▶ _Excerpted text_
A ZENIT DAILY DISPATCH
A ZENIT DAILY DISPATCH
Magisterium on Creation and Evolution
Interview With Father Rafael Pascual
ROME, 14 DEC. 2005 (ZENIT)
Evolution and creation can be compatible, says a philosopher who goes so far as to speak of "evolutionary creation."
Legionary Father Rafael Pascual, director of the master's program in Science and Faith at the Regina Apostolorum Pontifical University, puts his comments in context by clarifying that the "Bible has no scientific end."
The debate on evolution and faith heated up last summer after Cardinal Christoph Schönborn of Vienna published an article July 7 in the New York Times in which he affirmed: "Scientific theories that try to explain away the appearance of design as the result of 'chance and necessity' are not scientific at all."
To understand the issue better, ZENIT interviewed Father Pascual, author of "L'Evoluzione: crocevia di scienza, filosofia e teologia" (Evolution: Crossroads of Science, Philosophy and Theology), recently published in Italy by Studium.
Q: Yes to evolution and no to evolutionism?
Father Pascual: Evolution, understood as a scientific theory, based on empirical data, seems to be quite well affirmed, although it is not altogether true that there is no longer anything to add or complete, above all in regard to the mechanisms that regulate it.
Instead, I don't think evolutionism is admissible as an ideology that denies purpose and holds that everything is due to chance and to necessity, as Jacques Monod affirms in his book "Chance and Necessity," proposing atheist materialism.
This evolutionism cannot be upheld, either as a scientific truth or as a necessary consequence of the scientific theory of evolution, as some hold.
Q: Yes to creation, no to creationism?
Father Pascual: Creation is a comprehensible truth for reason, especially for philosophy, but it is also a revealed truth.
On the other hand, so-called creationism is also, as evolutionism, an ideology based, on many occasions, on an erroneous theology, that is, on a literal interpretation of the passages of the Bible, which, according to their authors, would maintain, in regard to the origin of species, the immediate creation of each species by God, and the immutability of each species with the passing of time.

[Element and region listings]
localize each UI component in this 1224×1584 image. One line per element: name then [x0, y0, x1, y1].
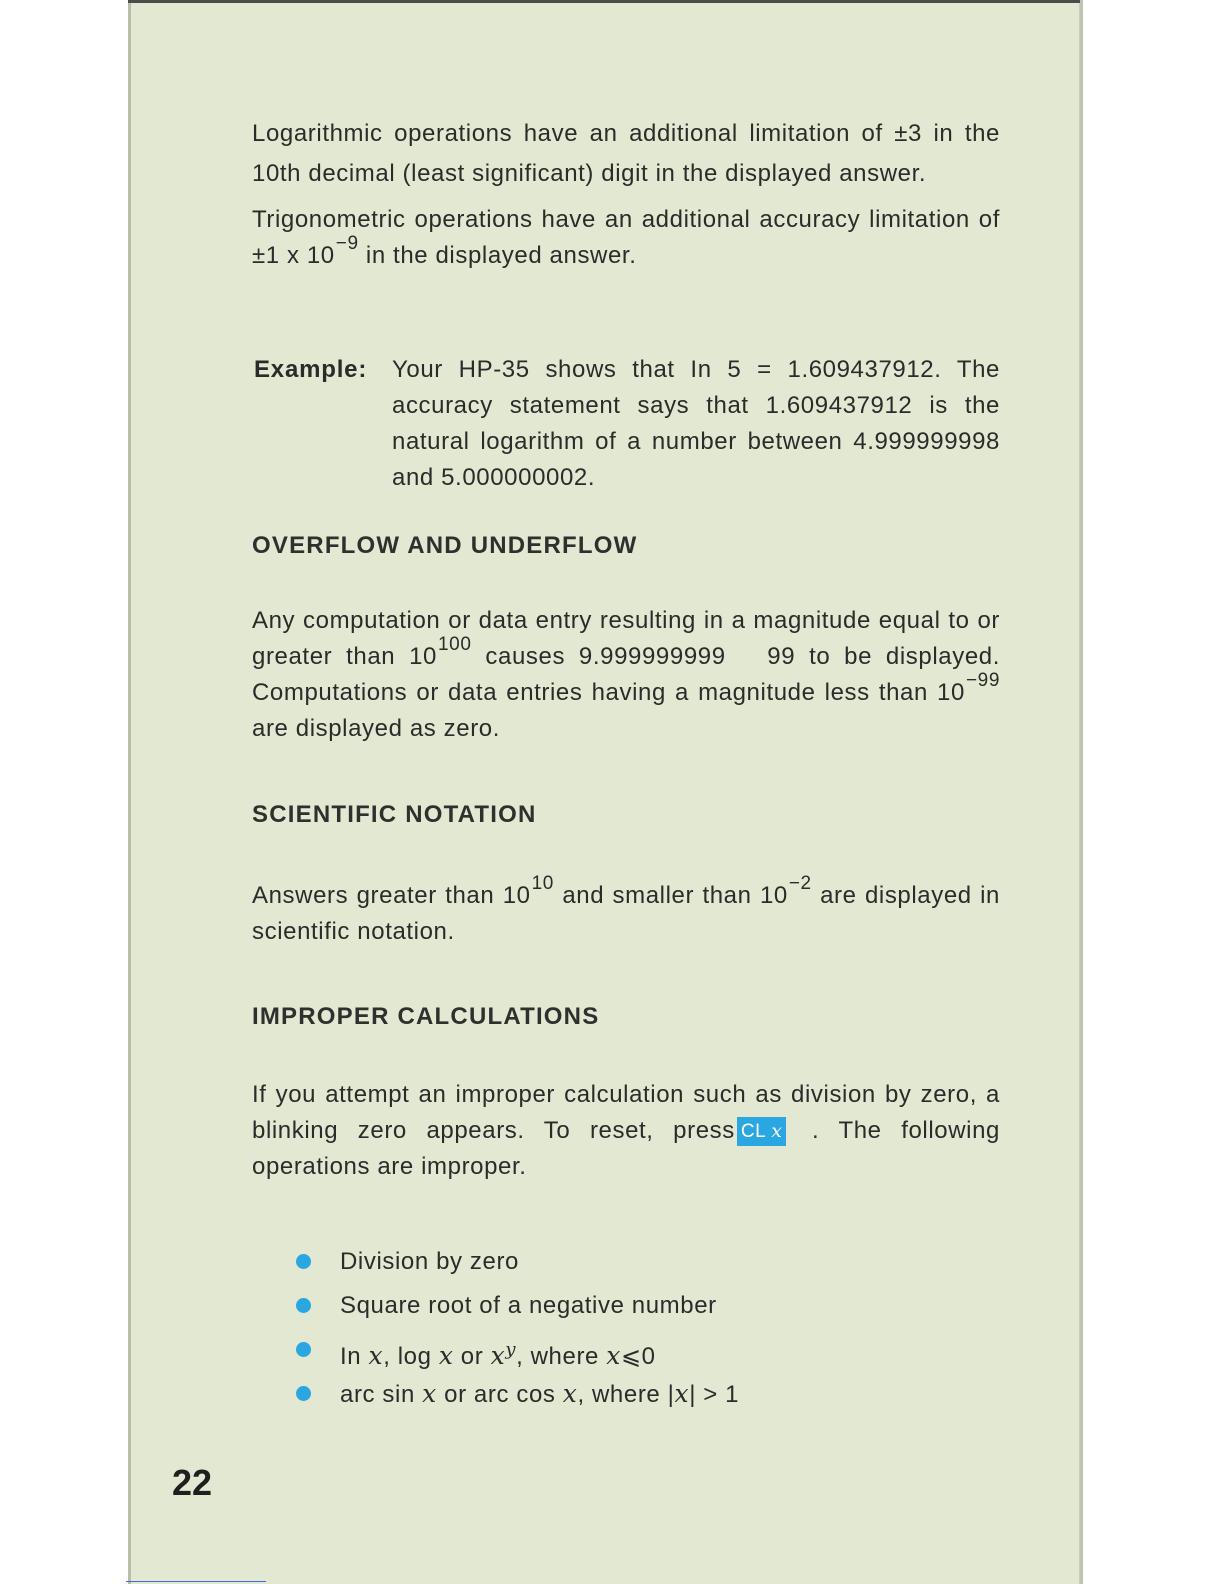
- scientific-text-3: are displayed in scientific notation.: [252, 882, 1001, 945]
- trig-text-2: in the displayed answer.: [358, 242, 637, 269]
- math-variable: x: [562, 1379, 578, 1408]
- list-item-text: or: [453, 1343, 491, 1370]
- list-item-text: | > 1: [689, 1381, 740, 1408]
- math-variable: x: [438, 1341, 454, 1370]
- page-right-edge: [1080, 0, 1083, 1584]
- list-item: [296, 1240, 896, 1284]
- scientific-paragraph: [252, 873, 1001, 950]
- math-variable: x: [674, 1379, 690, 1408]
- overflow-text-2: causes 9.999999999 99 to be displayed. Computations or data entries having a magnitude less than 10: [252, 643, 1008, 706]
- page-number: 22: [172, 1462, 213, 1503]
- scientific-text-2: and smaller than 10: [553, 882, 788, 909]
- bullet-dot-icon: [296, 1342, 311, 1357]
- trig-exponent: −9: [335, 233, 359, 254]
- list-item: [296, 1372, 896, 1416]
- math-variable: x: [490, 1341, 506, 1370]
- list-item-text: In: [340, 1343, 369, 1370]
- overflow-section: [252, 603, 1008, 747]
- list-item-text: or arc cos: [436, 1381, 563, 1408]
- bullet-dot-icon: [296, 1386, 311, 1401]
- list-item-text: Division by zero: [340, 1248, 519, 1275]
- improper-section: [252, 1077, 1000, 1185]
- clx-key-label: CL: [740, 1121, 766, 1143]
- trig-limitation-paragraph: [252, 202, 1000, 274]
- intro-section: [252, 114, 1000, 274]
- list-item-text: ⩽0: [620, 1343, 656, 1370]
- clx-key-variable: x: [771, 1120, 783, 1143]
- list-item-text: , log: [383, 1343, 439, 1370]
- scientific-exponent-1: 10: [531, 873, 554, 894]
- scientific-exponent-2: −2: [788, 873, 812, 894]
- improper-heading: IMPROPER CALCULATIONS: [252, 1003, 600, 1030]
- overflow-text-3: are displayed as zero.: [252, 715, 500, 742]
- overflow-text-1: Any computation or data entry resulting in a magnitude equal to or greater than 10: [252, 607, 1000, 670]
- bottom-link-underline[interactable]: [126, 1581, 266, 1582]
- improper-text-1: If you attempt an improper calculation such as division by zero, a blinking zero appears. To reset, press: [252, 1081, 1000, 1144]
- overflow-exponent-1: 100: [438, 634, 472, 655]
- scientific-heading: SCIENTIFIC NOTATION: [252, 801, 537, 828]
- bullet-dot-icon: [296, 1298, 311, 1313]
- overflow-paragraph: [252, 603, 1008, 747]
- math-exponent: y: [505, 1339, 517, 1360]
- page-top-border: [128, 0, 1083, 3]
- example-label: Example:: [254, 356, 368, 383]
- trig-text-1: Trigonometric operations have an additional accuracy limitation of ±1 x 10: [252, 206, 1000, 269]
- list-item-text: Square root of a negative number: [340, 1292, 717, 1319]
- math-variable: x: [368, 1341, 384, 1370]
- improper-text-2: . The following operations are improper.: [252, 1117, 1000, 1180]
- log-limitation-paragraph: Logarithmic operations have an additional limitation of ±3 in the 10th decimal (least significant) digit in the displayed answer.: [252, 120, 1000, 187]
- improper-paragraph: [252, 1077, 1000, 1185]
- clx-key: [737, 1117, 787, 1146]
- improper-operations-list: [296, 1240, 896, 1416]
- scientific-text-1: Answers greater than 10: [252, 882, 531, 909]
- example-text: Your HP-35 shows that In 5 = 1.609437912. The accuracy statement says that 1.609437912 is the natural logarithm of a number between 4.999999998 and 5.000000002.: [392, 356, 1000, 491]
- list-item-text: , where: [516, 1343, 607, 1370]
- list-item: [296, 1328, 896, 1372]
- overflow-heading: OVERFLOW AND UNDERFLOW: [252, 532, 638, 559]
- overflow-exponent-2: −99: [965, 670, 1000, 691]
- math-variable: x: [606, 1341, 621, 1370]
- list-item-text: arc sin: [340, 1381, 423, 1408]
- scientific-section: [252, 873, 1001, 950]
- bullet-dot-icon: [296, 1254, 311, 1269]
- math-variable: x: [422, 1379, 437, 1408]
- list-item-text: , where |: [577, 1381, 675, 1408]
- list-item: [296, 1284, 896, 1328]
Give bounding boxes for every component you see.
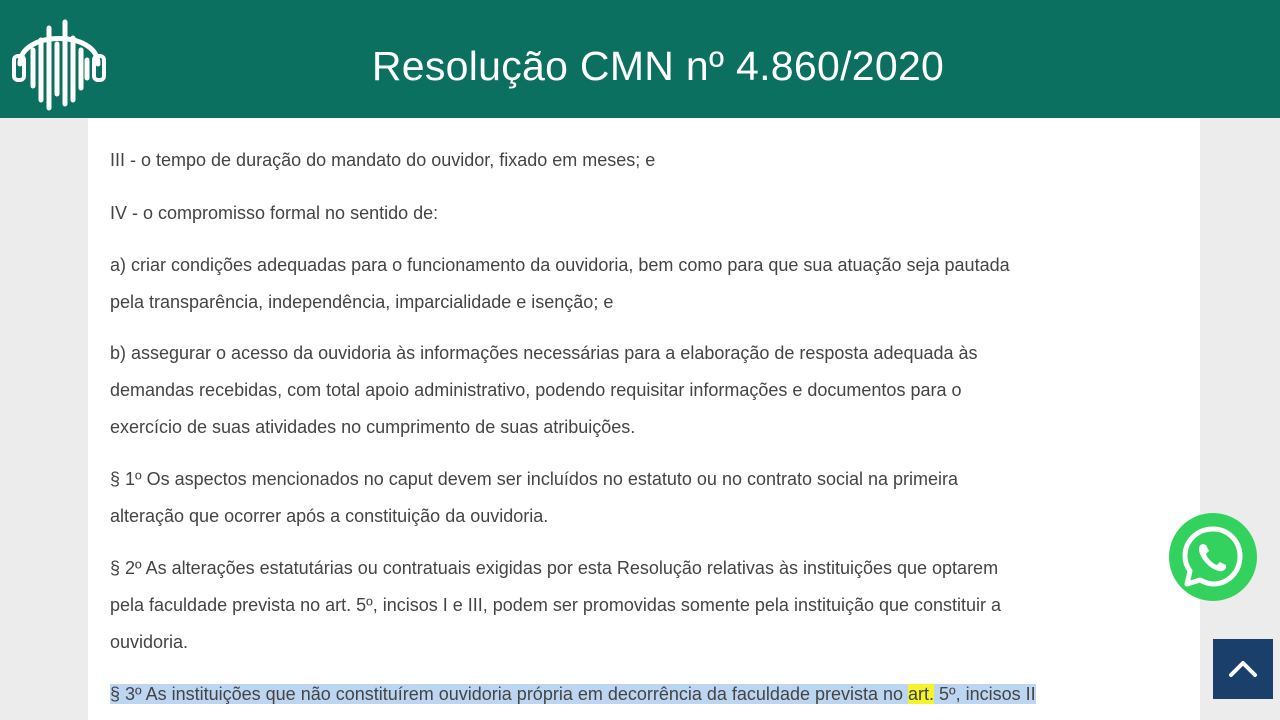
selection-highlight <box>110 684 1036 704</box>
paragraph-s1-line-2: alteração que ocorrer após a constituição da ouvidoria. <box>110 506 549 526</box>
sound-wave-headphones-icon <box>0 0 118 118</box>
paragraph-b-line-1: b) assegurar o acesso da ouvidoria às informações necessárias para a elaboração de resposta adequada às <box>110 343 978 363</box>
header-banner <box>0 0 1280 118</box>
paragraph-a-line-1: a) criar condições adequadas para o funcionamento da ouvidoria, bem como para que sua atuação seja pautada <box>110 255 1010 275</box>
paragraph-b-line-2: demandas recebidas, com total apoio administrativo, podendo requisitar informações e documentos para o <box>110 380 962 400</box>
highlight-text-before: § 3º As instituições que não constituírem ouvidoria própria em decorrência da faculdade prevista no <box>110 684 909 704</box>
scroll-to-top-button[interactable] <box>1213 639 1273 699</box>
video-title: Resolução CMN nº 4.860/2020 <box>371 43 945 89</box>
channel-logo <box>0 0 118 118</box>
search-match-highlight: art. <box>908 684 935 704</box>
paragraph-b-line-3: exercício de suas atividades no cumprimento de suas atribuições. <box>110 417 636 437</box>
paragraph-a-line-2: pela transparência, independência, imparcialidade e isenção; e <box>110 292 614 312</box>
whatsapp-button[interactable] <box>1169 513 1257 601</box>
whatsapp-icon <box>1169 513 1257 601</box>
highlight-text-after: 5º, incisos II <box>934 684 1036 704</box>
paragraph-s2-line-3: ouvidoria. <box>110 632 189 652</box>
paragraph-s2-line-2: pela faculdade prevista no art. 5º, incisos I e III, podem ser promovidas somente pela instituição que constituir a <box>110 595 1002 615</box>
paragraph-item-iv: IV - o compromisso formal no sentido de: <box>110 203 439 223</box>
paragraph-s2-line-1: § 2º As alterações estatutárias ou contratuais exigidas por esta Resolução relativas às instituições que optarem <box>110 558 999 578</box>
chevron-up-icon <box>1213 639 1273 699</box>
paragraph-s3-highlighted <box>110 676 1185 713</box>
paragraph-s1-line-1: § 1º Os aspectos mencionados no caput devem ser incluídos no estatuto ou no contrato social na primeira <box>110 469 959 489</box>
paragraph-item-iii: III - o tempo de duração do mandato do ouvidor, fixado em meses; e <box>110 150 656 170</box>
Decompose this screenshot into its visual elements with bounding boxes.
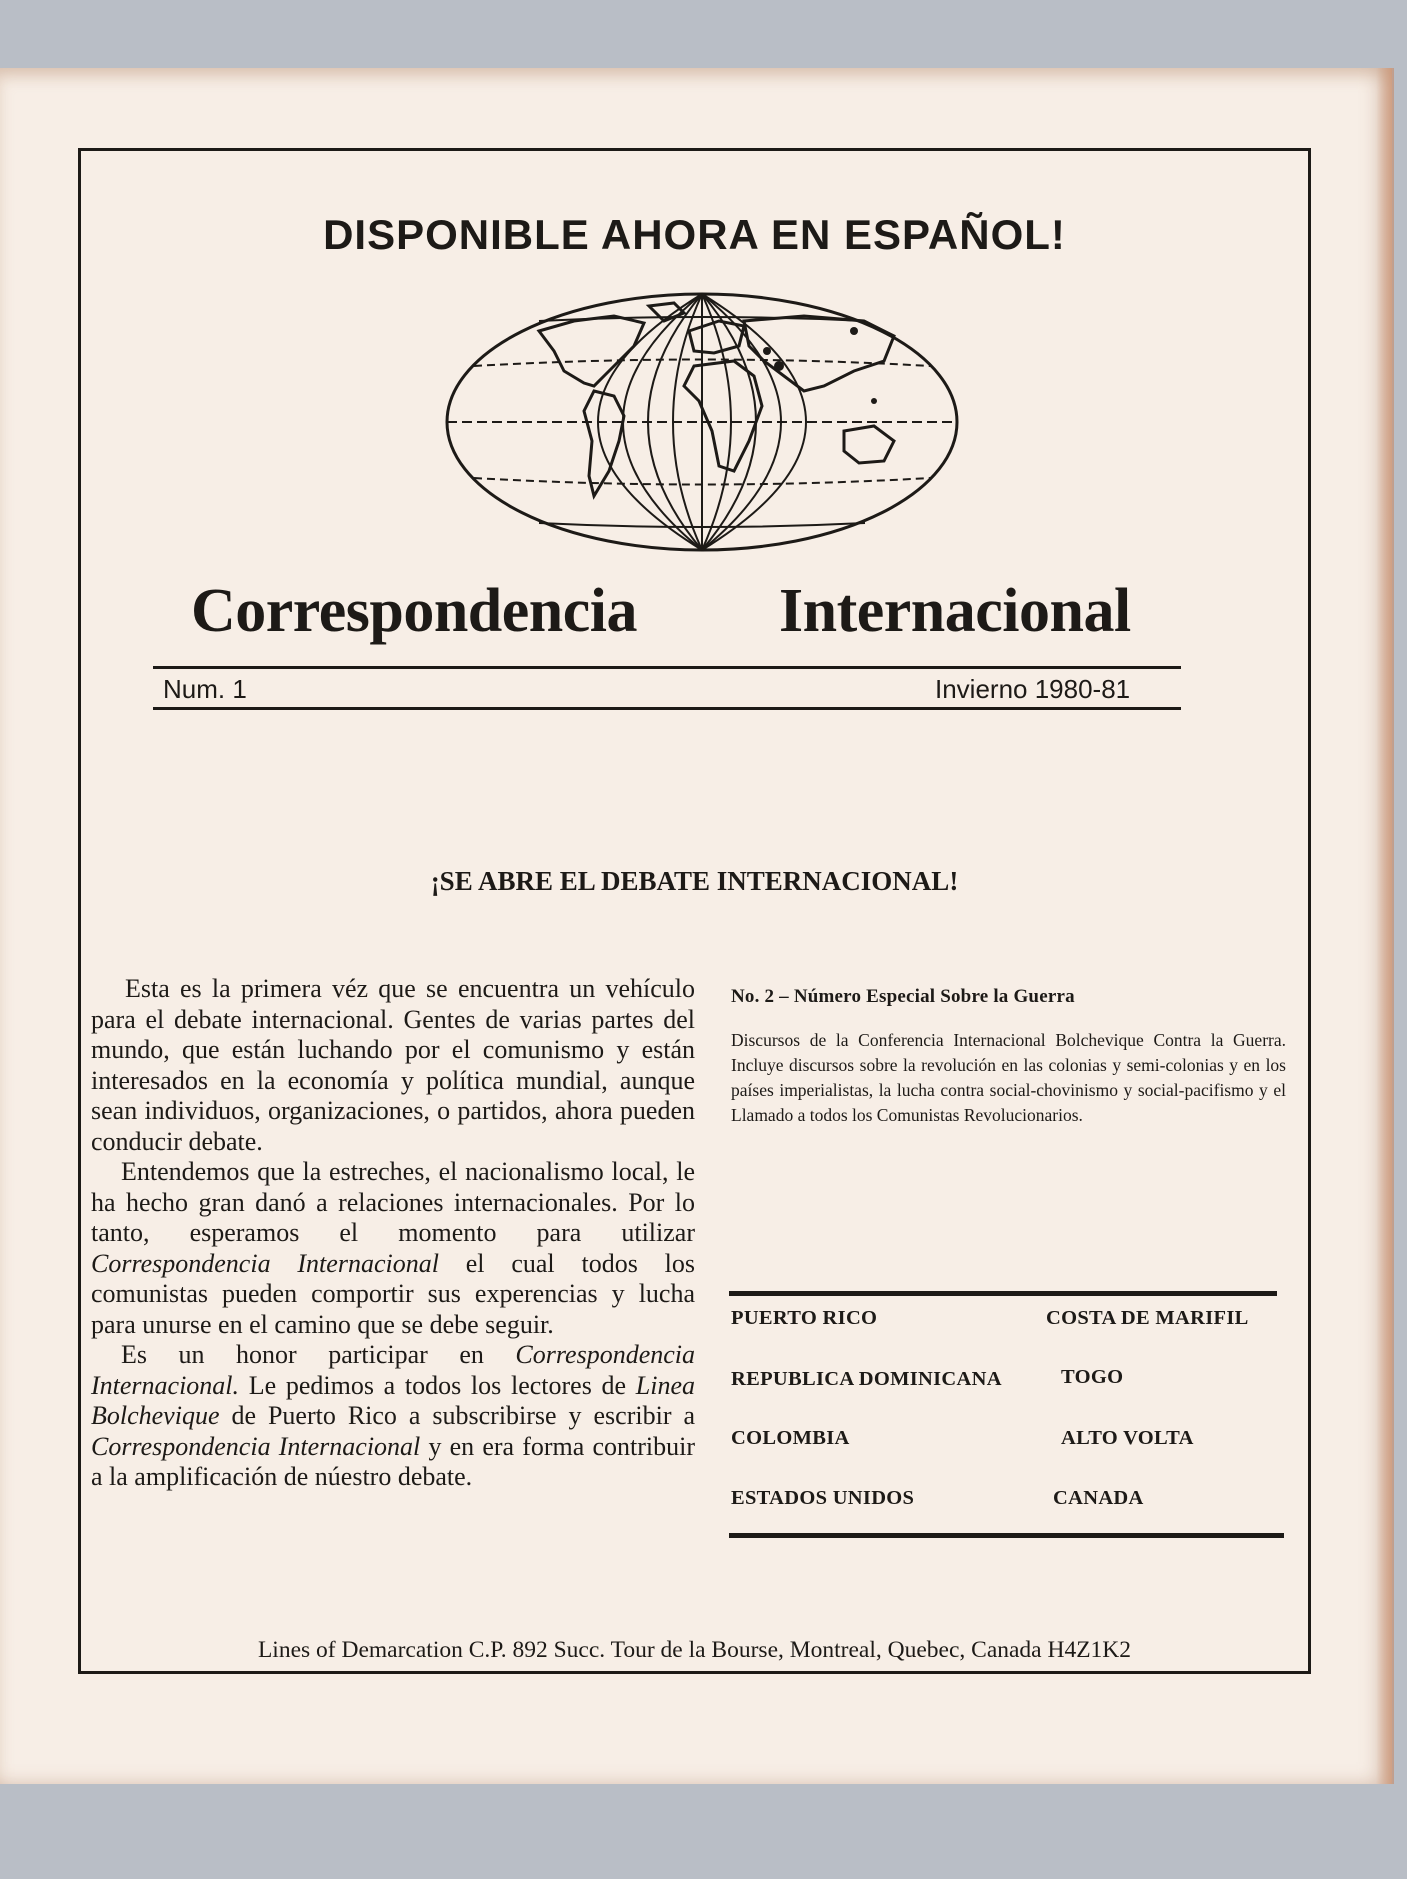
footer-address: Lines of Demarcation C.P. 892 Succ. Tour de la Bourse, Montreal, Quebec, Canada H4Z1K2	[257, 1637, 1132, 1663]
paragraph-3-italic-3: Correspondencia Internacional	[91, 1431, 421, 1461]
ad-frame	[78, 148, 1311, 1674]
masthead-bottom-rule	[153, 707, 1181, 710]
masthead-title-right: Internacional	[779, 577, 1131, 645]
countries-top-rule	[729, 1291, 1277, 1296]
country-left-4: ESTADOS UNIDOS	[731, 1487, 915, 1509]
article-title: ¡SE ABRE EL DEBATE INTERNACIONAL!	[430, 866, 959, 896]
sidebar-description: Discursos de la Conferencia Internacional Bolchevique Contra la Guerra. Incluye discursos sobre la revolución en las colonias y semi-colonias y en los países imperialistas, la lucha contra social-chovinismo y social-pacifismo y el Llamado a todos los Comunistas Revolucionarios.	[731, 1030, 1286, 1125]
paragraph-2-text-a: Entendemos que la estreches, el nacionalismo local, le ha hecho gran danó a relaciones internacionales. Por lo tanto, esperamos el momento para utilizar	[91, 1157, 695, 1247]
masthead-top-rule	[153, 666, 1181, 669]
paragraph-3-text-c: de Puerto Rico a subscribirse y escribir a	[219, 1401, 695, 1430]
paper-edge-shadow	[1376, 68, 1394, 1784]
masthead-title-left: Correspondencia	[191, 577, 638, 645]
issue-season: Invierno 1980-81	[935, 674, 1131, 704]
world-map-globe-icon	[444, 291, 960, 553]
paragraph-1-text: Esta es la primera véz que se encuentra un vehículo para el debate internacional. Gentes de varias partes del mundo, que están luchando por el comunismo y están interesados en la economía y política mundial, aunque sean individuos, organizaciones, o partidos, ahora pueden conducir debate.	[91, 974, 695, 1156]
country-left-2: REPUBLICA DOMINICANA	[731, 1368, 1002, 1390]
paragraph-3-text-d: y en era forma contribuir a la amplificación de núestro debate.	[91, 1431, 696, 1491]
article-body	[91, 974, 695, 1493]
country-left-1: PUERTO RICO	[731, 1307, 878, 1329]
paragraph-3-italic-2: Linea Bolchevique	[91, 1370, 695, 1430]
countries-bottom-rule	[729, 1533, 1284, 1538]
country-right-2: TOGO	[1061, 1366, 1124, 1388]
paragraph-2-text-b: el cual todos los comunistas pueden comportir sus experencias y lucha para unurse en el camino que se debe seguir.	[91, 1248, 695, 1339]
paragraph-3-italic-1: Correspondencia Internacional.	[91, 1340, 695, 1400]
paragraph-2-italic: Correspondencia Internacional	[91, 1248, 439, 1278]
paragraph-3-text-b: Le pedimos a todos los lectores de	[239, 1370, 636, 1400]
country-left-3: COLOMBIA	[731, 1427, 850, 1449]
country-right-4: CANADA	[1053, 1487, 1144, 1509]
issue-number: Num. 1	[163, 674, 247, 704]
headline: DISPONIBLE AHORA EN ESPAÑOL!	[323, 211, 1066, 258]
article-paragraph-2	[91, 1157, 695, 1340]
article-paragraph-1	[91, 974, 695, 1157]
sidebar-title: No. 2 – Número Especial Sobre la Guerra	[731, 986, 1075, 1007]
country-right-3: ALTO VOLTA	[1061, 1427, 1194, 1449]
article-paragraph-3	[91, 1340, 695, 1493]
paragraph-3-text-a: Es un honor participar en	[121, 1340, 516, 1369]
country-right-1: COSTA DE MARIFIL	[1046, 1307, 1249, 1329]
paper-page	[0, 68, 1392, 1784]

▶ _Task list_
A – Set down verbatim the passage of the interview on creation and evolution starting with "Father Pascual: Evolution, understood" and going on through "proposing atheist materialism.".
B – Rewrite the lines of the rows starting with the line with "selection-highlight <box>110 684" and going on through the line with "paragraph-s2-line-3: ouvidoria. <box>110" as a JSON list of strings, one string per line, with blank lines omitted.

▶ _Answers for this exercise_
A –
Father Pascual: Evolution, understood as a scientific theory, based on empirical data, seems to be quite well affirmed, although it is not altogether true that there is no longer anything to add or complete, above all in regard to the mechanisms that regulate it.
Instead, I don't think evolutionism is admissible as an ideology that denies purpose and holds that everything is due to chance and to necessity, as Jacques Monod affirms in his book "Chance and Necessity," proposing atheist materialism.

B –
[
  "selection-highlight <box>110 684 1036 704</box>",
  "paragraph-s1-line-2: alteração que ocorrer após a constituição da ouvidoria. <box>110 506 549 526</box>",
  "sound-wave-headphones-icon <box>0 0 118 118</box>",
  "paragraph-b-line-1: b) assegurar o acesso da ouvidoria às informações necessárias para a elaboração de resposta adequada às <box>110 343 978 363</box>",
  "header-banner <box>0 0 1280 118</box>",
  "paragraph-a-line-1: a) criar condições adequadas para o funcionamento da ouvidoria, bem como para que sua atuação seja pautada <box>110 255 1010 275</box>",
  "paragraph-b-line-2: demandas recebidas, com total apoio administrativo, podendo requisitar informações e documentos para o <box>110 380 962 400</box>",
  "highlight-text-before: § 3º As instituições que não constituírem ouvidoria própria em decorrência da faculdade prevista no <box>110 684 909 704</box>",
  "scroll-to-top-button[interactable] <box>1213 639 1273 699</box>",
  "video-title: Resolução CMN nº 4.860/2020 <box>371 43 945 89</box>",
  "channel-logo <box>0 0 118 118</box>",
  "search-match-highlight: art. <box>908 684 935 704</box>",
  "paragraph-b-line-3: exercício de suas atividades no cumprimento de suas atribuições. <box>110 417 636 437</box>",
  "paragraph-a-line-2: pela transparência, independência, imparcialidade e isenção; e <box>110 292 614 312</box>",
  "whatsapp-button[interactable] <box>1169 513 1257 601</box>",
  "whatsapp-icon <box>1169 513 1257 601</box>",
  "highlight-text-after: 5º, incisos II <box>934 684 1036 704</box>",
  "paragraph-s2-line-3: ouvidoria. <box>110 632 189 652</box>"
]